• _SET TASKS_
1. Answer these questions using the flood account below. Put each answer on its own line, marked (a), (b) and (c) like the questions.
(a) What was the railroad bridge in Woodsville weighted down with?
(b) On what date did the flooding reach its highest level?
(c) Where did Lyme physician Dr. William Putnam open an office?
2. List every river named in the flood account below.

• _TEXT EXTRACT_
☆ ☆ ☆ ☆

Between Tuesday night and Wednesday, the Piermont, Orford and two Thetford bridges were closed as a result of the danger. An ice jam at Newbury broke sending quantities of ice, water, logs and other debris against those structures. Loads of sand was used to prevent the bridges from floating away.

 The railroad bridge in Woodsville was weighted down with carloads of cinders. One span of the East Thetford bridge was lost and the Orford-Fairlee covered bridge was damaged beyond repair.

When the dams at 15-mile Falls and North Stratford, New Hampshire were either open or breached more water flooded into the already over-burdened Connecticut, flooding towns to the south. The middle sections of Jackman and Page dams in East Corinth went out, adding to the flood on the road to Bradford.  

By Wednesday night, March 18th, many communities were isolated with all roads closed. The rising water flooded the power station at the Bradford falls and electricity was cut off. Sections of Newbury, Piermont and Haverhill, especially Woodsville and areas along rivers, were also isolated and without electricity

“Thursday morning brought a cold leaden sky which over looked a desolate waste of water which had risen rapidly during the darkness.” At that point the level was two feet higher than that of the flood of 1927. The water “lapped” at the back of the buildings along the east side of Bradford’s main street.

About 3:30 Thursday afternoon, rain began to fall again. By Friday morning, March 20, the rain had been replaced by the sun “shining in a half hearted manner.” It was on that day that the flooding reached its highest level, about five feet above the 1927 mark. Someone painted a line on the furnace building of the Bradford Academy to make note of that March 20th high water level. It still can be seen there and has never been surpassed.    
By Saturday the water began to recede and continued to do so over the next few days. The newspaper reported stories of rescues from the previous week of both individuals and livestock. Stories of boats being used to get milk to dairies, voters to meetings and some students to the schools that remained open were also reported. Fairlee students who attended Orford High School were kept out of school until a temporary bridge could be built.  

 During the flood, Norris’s store in Woodville received supplies from Littleton via a trolley across the Wild Ammonossuc. Lyme physician Dr. William Putnam opened an office at Thetford Academy and had a car on each side of the river while the East Thetford Bridge was being repaired. 

Much credit was given to the Central Vermont Public Service crew who “came through in style,” restoring electricity.  In several cases they worked from boats on wires suspended over floodwaters.

 Whatever damage and inconvenience suffered locally was small when compared to that experienced elsewhere across the northeastern half of the nation.  From Virginia and Ohio through northern New England the great flood of 1936 inundated communities. Rivers from the Mississippi to the Monongahela in the Midwest to the Kennebec and Saco in New England flooded. In many places high water broke records going back several centuries.

☆ ☆ ☆ ☆

• _RAW RECORDS_

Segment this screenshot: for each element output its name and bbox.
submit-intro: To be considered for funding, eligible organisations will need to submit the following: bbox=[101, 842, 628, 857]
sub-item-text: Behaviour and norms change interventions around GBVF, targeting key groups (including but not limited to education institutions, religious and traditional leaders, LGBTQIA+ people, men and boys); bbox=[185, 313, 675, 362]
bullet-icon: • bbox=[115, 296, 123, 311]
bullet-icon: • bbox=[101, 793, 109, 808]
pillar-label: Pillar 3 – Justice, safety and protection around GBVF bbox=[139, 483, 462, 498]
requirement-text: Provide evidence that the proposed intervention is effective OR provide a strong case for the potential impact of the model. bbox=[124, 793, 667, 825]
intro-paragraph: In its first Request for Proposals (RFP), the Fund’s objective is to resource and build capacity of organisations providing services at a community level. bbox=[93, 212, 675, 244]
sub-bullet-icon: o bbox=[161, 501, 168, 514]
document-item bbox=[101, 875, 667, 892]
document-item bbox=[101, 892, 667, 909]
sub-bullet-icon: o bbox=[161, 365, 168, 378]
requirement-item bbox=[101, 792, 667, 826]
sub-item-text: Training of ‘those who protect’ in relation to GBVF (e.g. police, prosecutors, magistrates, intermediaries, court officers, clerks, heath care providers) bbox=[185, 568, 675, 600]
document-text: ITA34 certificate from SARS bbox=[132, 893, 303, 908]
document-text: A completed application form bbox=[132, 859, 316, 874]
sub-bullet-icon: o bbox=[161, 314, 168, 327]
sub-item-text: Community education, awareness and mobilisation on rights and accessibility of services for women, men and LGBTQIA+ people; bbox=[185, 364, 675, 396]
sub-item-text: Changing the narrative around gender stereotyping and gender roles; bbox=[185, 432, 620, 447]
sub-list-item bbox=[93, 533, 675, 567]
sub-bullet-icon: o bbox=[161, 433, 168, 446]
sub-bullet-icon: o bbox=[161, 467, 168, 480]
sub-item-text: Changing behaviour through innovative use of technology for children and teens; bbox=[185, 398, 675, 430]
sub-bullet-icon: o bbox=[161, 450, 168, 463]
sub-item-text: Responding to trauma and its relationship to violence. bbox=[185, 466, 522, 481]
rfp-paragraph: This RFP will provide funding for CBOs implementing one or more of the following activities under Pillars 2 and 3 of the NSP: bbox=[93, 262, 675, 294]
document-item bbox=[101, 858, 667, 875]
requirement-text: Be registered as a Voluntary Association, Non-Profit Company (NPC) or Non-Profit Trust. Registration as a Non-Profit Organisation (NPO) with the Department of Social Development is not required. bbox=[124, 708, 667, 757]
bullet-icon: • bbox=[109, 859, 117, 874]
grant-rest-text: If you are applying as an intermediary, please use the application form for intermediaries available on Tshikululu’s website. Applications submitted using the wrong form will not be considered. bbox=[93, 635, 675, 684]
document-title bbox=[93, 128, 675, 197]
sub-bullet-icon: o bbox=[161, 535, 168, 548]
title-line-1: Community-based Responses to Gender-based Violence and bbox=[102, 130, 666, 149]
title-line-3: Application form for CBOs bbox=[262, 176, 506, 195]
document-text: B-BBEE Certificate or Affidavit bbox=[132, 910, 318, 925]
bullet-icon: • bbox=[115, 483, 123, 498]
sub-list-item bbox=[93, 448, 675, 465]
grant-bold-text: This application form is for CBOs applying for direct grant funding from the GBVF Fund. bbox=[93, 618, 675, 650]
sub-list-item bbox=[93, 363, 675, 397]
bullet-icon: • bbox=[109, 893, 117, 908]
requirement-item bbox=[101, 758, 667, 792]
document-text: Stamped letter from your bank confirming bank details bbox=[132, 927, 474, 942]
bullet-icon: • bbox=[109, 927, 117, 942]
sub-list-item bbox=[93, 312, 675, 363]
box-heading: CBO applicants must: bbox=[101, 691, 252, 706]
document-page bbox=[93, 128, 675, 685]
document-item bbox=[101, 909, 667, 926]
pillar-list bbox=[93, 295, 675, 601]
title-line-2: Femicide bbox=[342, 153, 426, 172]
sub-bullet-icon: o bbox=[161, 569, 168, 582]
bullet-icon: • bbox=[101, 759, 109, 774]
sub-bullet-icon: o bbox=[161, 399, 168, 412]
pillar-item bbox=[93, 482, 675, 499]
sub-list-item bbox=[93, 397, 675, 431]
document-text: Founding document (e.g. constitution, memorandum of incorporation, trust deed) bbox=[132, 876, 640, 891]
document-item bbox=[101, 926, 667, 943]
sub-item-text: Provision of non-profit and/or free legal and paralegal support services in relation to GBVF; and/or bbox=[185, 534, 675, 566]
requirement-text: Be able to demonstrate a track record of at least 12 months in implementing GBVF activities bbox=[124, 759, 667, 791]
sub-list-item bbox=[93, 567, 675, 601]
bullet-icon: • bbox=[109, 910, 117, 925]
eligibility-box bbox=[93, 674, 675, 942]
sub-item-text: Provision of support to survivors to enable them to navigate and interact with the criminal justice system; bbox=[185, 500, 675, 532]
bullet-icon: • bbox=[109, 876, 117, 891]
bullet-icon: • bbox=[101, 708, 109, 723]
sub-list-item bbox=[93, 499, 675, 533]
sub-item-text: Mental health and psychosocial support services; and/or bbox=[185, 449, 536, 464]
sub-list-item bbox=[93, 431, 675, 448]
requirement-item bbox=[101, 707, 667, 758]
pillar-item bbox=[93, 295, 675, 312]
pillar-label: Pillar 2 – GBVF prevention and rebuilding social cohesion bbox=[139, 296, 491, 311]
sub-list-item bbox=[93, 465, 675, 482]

☆ ☆ ☆ ☆

• _EXPECTED ANSWERS_
1.
(a) Carloads of cinders.
(b) Friday, March 20.
(c) At Thetford Academy.

2.
Connecticut
Wild Ammonossuc
Mississippi
Monongahela
Kennebec
Saco